#### [REQUIRED TASK 1]
Render the rows starting with the line that contains "Text: LMX1A: LMX1A xyxy=(654,719,858,771)" and going on through the line that contains "Give me the" as a numbered list, leaving out blank lines.

#### [PAGE TEXT]
▽
The Company respectfully advises the Staff that it has completed the registration of the equity pledge with SAIC Haidian.

In order to complete the registration of the new equity pledge agreement, the Company took the following steps:

 

  (1) completed the annual review of New Oriental China with SAIC Haidian;

 

  (2) prepared all necessary filing documents for the registration and had them signed by all relevant parties, including the following:

 

  a. the equity pledge registration application;

 

  b. a copy of register of shareholders, which certified Century Friendship as a shareholder and recorded its equity interest;

 

  c. the new equity pledge agreement;

 

  d. the business licenses of Century Friendship and the WFOEs.

 

  (3) passed the online filing of the registration;

 

  (4) physically submitted the filing documents to SAIC Haidian; and

 

  (5) obtained a registration notice for the equity pledge from SAIC Haidian.

 

6


   

Please advise whether or not your registration of the equity pledge agreement is considered timely under the equity pledge agreement, all other relevant agreements on point, and applicable regulations and the risks posed by delay in registration of same.

The Company respectfully advises the Staff that Century Friendship entered into amended equity pledge agreements in December 2011 when it became the sole nominee shareholder of the Company’s VIE and pledged all of the equity interests it held in the VIE to the WOFEs. The equity pledge agreements were subsequently revised and refined to incorporate the comments received from SAIC Haidain, and the final equity pledge agreements were executed on April 23, 2012. The Company confirmed that the registration of the new equity pledge agreements was timely since the final equity pledge agreements were executed on April 23, 2012 and the registration with SAIC Haidian was completed on May 7, 2012, which are in compliance with the requirements that equity pledge agreements registrations should be filed within 30 business days following the execution of such equity pledge agreements.

 

   

Additionally, we note the new equity pledge registration is expected to be complete next month. On a supplemental basis, please provide this equity pledge agreement and any supporting agreements to this change in equity holdings within your VIE structure.
△
#### [TASK INPUT]
▽
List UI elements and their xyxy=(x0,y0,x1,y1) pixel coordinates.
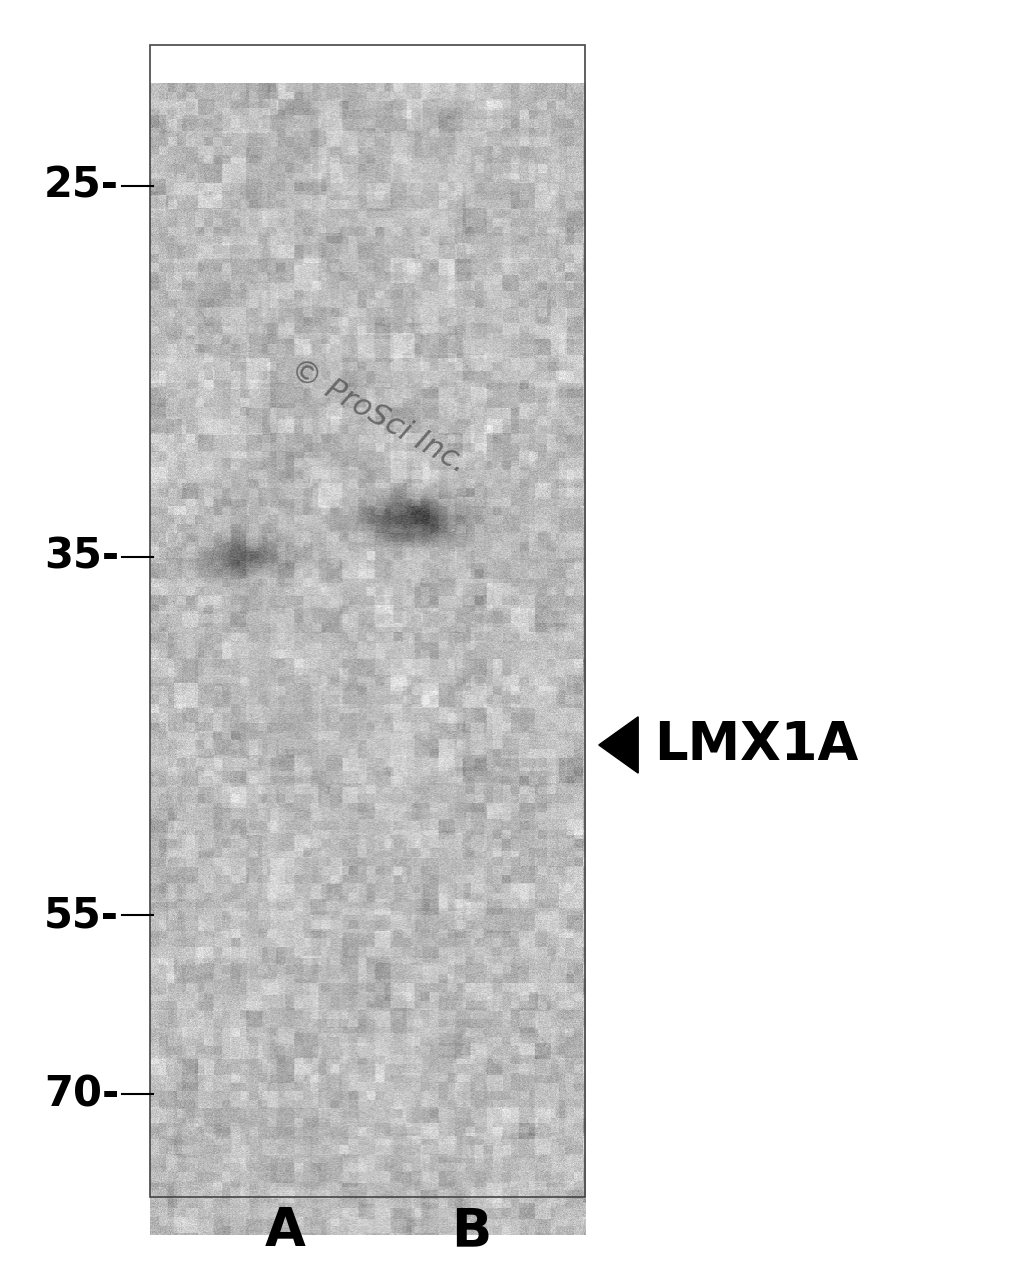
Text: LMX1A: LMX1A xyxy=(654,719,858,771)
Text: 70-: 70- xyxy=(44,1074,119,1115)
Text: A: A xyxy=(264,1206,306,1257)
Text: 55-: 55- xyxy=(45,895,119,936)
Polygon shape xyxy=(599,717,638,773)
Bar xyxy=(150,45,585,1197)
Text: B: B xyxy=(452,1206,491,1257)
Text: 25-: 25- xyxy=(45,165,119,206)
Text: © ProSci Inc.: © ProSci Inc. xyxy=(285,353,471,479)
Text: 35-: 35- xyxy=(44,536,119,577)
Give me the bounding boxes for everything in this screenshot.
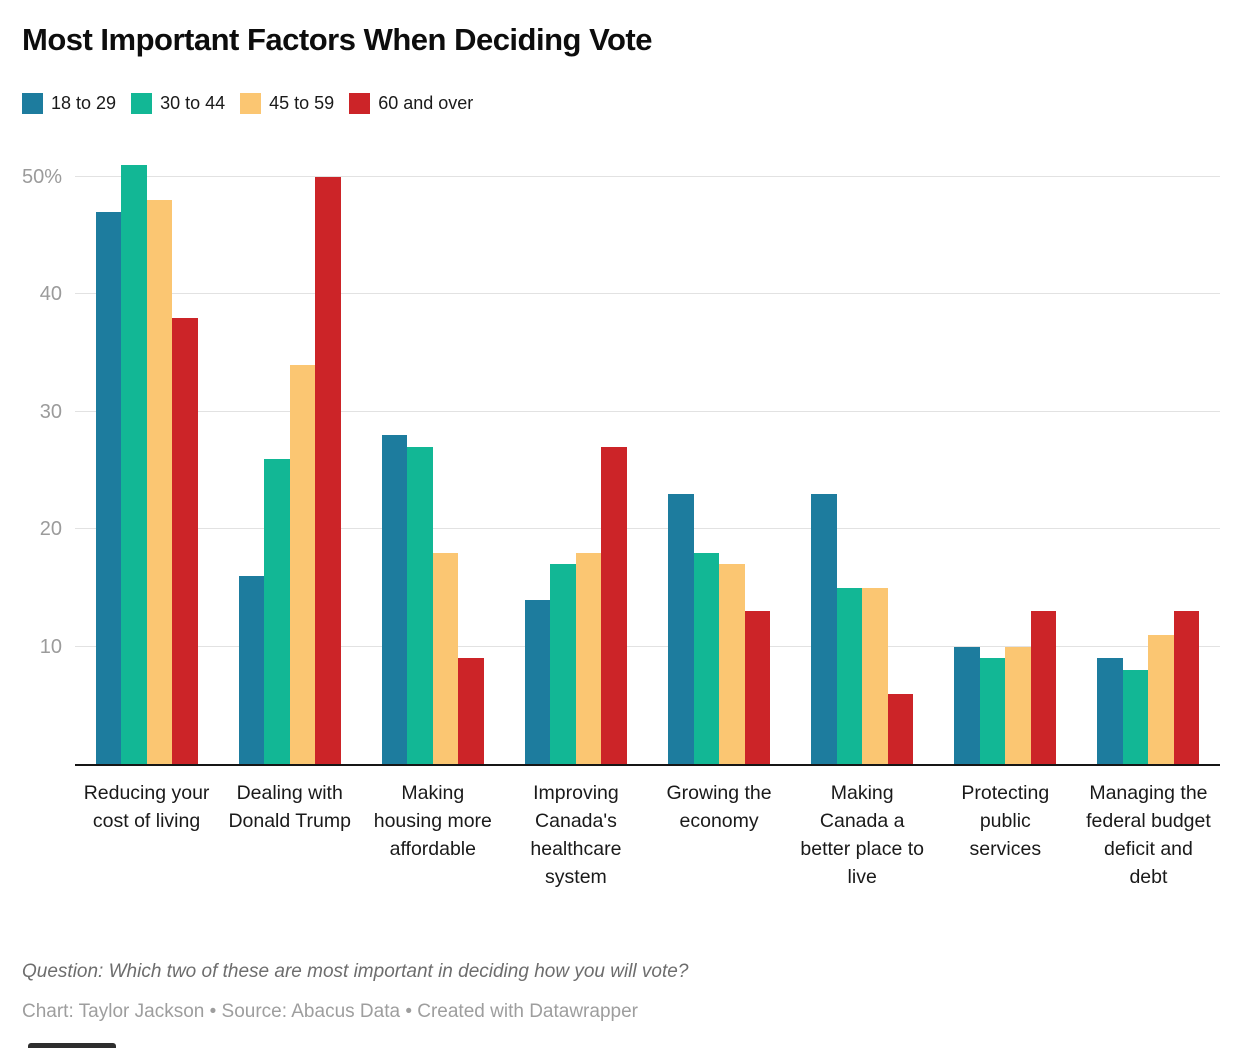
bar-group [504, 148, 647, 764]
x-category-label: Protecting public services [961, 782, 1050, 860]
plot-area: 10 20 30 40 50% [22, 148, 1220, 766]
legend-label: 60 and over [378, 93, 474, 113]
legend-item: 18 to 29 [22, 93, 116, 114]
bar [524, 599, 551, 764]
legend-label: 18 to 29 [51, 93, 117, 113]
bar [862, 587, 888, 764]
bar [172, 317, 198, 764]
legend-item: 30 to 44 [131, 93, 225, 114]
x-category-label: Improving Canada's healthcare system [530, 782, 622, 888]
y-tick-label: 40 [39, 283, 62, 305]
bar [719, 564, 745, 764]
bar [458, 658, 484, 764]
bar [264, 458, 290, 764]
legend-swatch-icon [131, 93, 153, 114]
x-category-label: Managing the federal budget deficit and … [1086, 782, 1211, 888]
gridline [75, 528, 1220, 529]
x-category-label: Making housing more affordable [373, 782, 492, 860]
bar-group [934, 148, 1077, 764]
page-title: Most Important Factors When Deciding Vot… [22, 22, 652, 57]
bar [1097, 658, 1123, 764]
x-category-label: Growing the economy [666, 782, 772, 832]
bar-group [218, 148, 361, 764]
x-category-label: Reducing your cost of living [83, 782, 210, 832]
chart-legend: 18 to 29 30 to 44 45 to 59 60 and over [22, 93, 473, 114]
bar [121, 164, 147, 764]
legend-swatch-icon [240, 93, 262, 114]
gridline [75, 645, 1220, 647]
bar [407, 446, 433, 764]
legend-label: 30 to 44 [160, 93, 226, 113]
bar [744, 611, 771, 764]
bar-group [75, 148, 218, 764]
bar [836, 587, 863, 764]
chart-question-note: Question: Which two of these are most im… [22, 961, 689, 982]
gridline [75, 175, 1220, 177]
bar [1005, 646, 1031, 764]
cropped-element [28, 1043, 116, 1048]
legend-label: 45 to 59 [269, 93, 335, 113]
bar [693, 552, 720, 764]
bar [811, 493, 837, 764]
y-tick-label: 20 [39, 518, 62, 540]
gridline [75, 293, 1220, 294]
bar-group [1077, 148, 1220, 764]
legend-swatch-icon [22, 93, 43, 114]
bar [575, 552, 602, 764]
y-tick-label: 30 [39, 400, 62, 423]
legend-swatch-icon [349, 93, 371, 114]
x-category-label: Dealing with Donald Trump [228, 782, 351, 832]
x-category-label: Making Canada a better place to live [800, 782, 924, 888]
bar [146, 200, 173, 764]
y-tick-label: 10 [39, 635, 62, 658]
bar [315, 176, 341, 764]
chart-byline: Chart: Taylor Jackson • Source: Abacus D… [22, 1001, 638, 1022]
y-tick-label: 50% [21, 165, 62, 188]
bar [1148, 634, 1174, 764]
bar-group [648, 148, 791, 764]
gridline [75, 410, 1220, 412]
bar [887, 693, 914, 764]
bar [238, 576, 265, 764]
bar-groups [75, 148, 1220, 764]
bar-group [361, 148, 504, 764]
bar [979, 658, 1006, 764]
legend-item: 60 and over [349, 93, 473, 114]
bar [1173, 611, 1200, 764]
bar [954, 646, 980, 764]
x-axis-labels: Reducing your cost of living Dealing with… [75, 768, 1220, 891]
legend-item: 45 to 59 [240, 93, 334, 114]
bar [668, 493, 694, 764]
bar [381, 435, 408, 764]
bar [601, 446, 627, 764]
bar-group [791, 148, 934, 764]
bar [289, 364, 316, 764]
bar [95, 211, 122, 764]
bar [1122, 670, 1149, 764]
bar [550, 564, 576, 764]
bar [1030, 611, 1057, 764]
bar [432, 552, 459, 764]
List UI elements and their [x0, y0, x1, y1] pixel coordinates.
△
▽
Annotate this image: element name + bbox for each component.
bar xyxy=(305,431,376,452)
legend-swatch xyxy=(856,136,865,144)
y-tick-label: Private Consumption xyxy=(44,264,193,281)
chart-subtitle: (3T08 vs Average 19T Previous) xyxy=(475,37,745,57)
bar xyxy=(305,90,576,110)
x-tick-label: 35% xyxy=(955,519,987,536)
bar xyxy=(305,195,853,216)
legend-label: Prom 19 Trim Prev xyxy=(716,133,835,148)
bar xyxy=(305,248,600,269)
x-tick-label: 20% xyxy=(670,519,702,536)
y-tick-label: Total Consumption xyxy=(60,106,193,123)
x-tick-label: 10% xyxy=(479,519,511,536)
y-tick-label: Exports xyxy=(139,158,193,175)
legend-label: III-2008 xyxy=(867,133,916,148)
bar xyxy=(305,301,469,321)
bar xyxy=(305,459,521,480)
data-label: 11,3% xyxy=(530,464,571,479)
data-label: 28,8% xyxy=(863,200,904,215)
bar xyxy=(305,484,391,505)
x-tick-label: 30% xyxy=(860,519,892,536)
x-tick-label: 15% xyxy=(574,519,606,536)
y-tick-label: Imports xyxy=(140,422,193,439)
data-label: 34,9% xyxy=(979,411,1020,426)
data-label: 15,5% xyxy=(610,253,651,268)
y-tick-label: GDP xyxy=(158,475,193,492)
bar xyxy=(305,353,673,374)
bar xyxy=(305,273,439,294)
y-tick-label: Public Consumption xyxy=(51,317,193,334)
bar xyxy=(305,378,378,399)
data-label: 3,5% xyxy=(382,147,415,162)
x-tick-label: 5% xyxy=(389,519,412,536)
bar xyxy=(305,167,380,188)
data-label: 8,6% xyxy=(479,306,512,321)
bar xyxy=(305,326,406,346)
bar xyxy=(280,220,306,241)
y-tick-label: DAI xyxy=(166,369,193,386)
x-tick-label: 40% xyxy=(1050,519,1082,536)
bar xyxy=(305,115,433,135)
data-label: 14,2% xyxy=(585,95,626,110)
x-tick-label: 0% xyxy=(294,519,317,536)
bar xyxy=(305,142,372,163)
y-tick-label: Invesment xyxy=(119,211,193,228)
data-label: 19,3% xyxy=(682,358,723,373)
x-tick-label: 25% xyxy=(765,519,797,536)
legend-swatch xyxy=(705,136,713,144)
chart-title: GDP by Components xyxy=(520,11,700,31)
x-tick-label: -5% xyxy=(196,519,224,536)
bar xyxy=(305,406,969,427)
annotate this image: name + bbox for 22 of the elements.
△
▽
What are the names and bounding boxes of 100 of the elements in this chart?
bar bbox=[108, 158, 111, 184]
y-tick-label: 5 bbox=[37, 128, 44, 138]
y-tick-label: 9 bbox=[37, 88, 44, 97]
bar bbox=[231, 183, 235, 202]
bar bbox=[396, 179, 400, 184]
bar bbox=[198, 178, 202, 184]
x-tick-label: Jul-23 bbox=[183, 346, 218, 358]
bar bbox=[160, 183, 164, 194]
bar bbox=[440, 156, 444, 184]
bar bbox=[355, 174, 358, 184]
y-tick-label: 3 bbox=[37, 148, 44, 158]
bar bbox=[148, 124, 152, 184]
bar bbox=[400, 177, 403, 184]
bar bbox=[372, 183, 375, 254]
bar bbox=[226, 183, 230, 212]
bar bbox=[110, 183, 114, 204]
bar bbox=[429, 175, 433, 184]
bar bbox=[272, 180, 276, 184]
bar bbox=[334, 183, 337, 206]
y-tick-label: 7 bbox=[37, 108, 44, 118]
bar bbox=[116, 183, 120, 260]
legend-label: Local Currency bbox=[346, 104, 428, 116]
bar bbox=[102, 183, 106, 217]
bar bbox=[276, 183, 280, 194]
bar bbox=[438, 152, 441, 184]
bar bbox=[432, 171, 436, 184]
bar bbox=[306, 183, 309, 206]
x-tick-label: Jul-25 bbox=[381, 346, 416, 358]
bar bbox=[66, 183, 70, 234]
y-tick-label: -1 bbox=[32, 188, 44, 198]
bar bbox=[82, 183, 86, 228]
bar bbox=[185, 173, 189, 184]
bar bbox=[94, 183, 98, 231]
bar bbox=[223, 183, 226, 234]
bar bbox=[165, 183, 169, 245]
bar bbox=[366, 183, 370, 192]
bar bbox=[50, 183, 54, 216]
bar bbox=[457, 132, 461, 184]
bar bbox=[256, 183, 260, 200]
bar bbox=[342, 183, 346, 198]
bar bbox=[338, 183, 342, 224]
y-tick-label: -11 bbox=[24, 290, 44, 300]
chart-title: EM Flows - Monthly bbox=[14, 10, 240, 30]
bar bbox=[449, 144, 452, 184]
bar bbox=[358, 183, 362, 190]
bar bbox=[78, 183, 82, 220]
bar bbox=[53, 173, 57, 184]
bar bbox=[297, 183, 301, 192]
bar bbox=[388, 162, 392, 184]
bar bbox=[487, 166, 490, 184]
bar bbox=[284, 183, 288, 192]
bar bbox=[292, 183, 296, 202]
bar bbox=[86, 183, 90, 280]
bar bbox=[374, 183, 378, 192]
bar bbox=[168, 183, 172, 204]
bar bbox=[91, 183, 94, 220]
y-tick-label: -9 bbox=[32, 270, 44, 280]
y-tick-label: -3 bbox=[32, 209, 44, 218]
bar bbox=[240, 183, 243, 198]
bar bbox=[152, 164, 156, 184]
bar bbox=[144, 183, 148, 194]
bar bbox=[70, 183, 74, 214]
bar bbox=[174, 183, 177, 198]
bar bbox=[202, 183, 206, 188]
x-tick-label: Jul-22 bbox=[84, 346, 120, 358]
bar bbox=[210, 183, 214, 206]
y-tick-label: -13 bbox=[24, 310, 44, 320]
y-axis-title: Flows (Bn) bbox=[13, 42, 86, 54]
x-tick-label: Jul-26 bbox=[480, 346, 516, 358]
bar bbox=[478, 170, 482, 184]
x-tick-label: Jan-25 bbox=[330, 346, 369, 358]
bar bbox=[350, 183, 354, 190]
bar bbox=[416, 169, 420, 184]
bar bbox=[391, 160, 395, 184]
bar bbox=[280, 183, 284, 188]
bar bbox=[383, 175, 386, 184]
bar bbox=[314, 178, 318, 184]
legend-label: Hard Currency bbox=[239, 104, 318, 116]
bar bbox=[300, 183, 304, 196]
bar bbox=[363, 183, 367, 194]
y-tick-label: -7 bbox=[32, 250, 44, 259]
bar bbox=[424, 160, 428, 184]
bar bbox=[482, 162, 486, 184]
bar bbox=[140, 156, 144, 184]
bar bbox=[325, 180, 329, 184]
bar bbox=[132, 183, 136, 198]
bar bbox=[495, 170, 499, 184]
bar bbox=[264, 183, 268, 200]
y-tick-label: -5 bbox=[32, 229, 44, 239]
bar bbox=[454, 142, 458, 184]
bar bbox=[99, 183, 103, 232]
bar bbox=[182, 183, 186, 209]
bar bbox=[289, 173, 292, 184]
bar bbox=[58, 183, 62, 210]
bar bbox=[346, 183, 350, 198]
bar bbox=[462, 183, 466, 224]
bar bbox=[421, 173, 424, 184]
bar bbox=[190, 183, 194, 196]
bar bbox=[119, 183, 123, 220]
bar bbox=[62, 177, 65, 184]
△
#### [REQUIRED TASK 2]
According to the text on the equity pledge registration, on what date was the registration with SAIC Haidian completed?

#### [OUTPUT 1]
1. Text: LMX1A: LMX1A xyxy=(654,719,858,771)
2. Text: 70-: 70- xyxy=(44,1074,119,1115)
3. Text: A: A xyxy=(264,1206,306,1257)
4. Text: 55-: 55- xyxy=(45,895,119,936)
5. Polygon shape xyxy=(599,717,638,773)
6. Bar xyxy=(150,45,585,1197)
7. Text: B: B xyxy=(452,1206,491,1257)
8. Text: 25-: 25- xyxy=(45,165,119,206)
9. Text: © ProSci Inc.: © ProSci Inc. xyxy=(285,353,471,479)
10. Text: 35-: 35- xyxy=(44,536,119,577)
11. Give me the bounding boxes for everything in this screenshot.

#### [OUTPUT 2]
May 7, 2012